→ **Problem statement**:
Give the material again in full, matching it exactly.

########################################

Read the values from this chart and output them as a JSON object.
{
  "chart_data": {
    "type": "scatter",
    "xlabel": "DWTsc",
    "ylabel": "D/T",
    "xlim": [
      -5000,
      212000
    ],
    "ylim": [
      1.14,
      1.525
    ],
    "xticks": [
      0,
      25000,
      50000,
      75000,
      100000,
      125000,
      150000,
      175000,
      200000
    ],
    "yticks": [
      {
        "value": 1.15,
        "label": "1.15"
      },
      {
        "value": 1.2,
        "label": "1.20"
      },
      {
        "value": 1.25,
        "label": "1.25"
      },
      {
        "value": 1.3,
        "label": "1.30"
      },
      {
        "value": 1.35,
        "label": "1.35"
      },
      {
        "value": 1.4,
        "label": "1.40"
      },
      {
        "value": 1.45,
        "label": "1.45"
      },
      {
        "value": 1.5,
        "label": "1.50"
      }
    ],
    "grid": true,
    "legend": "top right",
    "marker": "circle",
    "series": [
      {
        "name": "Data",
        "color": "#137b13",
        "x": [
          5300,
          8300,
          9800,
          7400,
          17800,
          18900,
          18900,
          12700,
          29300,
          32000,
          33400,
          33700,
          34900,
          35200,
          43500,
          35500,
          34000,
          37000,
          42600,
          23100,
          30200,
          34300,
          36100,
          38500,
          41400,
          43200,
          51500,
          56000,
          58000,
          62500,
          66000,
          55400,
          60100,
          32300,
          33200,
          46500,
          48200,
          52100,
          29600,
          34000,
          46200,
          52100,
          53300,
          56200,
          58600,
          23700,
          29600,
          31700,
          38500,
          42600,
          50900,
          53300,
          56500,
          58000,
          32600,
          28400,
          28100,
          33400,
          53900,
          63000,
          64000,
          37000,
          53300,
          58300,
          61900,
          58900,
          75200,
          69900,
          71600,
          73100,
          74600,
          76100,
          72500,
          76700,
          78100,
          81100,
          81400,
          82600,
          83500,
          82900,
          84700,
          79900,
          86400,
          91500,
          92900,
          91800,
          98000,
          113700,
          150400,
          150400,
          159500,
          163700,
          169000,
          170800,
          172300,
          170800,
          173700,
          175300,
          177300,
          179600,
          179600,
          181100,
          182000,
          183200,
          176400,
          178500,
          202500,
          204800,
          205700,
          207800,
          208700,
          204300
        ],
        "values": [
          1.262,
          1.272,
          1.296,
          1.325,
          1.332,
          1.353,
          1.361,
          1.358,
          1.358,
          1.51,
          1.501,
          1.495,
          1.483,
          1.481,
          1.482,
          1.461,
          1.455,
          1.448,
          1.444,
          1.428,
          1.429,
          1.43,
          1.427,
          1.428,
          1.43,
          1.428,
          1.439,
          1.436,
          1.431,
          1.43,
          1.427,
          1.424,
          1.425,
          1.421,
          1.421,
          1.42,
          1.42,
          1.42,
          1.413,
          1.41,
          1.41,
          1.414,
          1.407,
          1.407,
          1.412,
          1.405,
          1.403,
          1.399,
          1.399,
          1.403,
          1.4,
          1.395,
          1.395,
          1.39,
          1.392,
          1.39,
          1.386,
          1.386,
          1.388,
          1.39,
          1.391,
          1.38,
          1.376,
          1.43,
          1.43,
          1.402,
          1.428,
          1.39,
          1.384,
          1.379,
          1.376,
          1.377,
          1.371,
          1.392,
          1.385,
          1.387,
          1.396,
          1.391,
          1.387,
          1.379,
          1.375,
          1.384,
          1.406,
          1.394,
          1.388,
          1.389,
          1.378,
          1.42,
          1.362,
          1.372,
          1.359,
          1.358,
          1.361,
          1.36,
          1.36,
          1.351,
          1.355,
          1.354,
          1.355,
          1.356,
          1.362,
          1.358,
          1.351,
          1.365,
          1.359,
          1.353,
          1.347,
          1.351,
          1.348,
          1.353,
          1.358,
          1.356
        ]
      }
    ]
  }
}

########################################

→ **Complete output**:
Read the values from this chart and output them as a JSON object.
{
  "chart_data": {
    "type": "scatter",
    "xlabel": "DWTsc",
    "ylabel": "D/T",
    "xlim": [
      -5000,
      212000
    ],
    "ylim": [
      1.14,
      1.525
    ],
    "xticks": [
      0,
      25000,
      50000,
      75000,
      100000,
      125000,
      150000,
      175000,
      200000
    ],
    "yticks": [
      {
        "value": 1.15,
        "label": "1.15"
      },
      {
        "value": 1.2,
        "label": "1.20"
      },
      {
        "value": 1.25,
        "label": "1.25"
      },
      {
        "value": 1.3,
        "label": "1.30"
      },
      {
        "value": 1.35,
        "label": "1.35"
      },
      {
        "value": 1.4,
        "label": "1.40"
      },
      {
        "value": 1.45,
        "label": "1.45"
      },
      {
        "value": 1.5,
        "label": "1.50"
      }
    ],
    "grid": true,
    "legend": "top right",
    "marker": "circle",
    "series": [
      {
        "name": "Data",
        "color": "#137b13",
        "x": [
          5300,
          8300,
          9800,
          7400,
          17800,
          18900,
          18900,
          12700,
          29300,
          32000,
          33400,
          33700,
          34900,
          35200,
          43500,
          35500,
          34000,
          37000,
          42600,
          23100,
          30200,
          34300,
          36100,
          38500,
          41400,
          43200,
          51500,
          56000,
          58000,
          62500,
          66000,
          55400,
          60100,
          32300,
          33200,
          46500,
          48200,
          52100,
          29600,
          34000,
          46200,
          52100,
          53300,
          56200,
          58600,
          23700,
          29600,
          31700,
          38500,
          42600,
          50900,
          53300,
          56500,
          58000,
          32600,
          28400,
          28100,
          33400,
          53900,
          63000,
          64000,
          37000,
          53300,
          58300,
          61900,
          58900,
          75200,
          69900,
          71600,
          73100,
          74600,
          76100,
          72500,
          76700,
          78100,
          81100,
          81400,
          82600,
          83500,
          82900,
          84700,
          79900,
          86400,
          91500,
          92900,
          91800,
          98000,
          113700,
          150400,
          150400,
          159500,
          163700,
          169000,
          170800,
          172300,
          170800,
          173700,
          175300,
          177300,
          179600,
          179600,
          181100,
          182000,
          183200,
          176400,
          178500,
          202500,
          204800,
          205700,
          207800,
          208700,
          204300
        ],
        "values": [
          1.262,
          1.272,
          1.296,
          1.325,
          1.332,
          1.353,
          1.361,
          1.358,
          1.358,
          1.51,
          1.501,
          1.495,
          1.483,
          1.481,
          1.482,
          1.461,
          1.455,
          1.448,
          1.444,
          1.428,
          1.429,
          1.43,
          1.427,
          1.428,
          1.43,
          1.428,
          1.439,
          1.436,
          1.431,
          1.43,
          1.427,
          1.424,
          1.425,
          1.421,
          1.421,
          1.42,
          1.42,
          1.42,
          1.413,
          1.41,
          1.41,
          1.414,
          1.407,
          1.407,
          1.412,
          1.405,
          1.403,
          1.399,
          1.399,
          1.403,
          1.4,
          1.395,
          1.395,
          1.39,
          1.392,
          1.39,
          1.386,
          1.386,
          1.388,
          1.39,
          1.391,
          1.38,
          1.376,
          1.43,
          1.43,
          1.402,
          1.428,
          1.39,
          1.384,
          1.379,
          1.376,
          1.377,
          1.371,
          1.392,
          1.385,
          1.387,
          1.396,
          1.391,
          1.387,
          1.379,
          1.375,
          1.384,
          1.406,
          1.394,
          1.388,
          1.389,
          1.378,
          1.42,
          1.362,
          1.372,
          1.359,
          1.358,
          1.361,
          1.36,
          1.36,
          1.351,
          1.355,
          1.354,
          1.355,
          1.356,
          1.362,
          1.358,
          1.351,
          1.365,
          1.359,
          1.353,
          1.347,
          1.351,
          1.348,
          1.353,
          1.358,
          1.356
        ]
      }
    ]
  }
}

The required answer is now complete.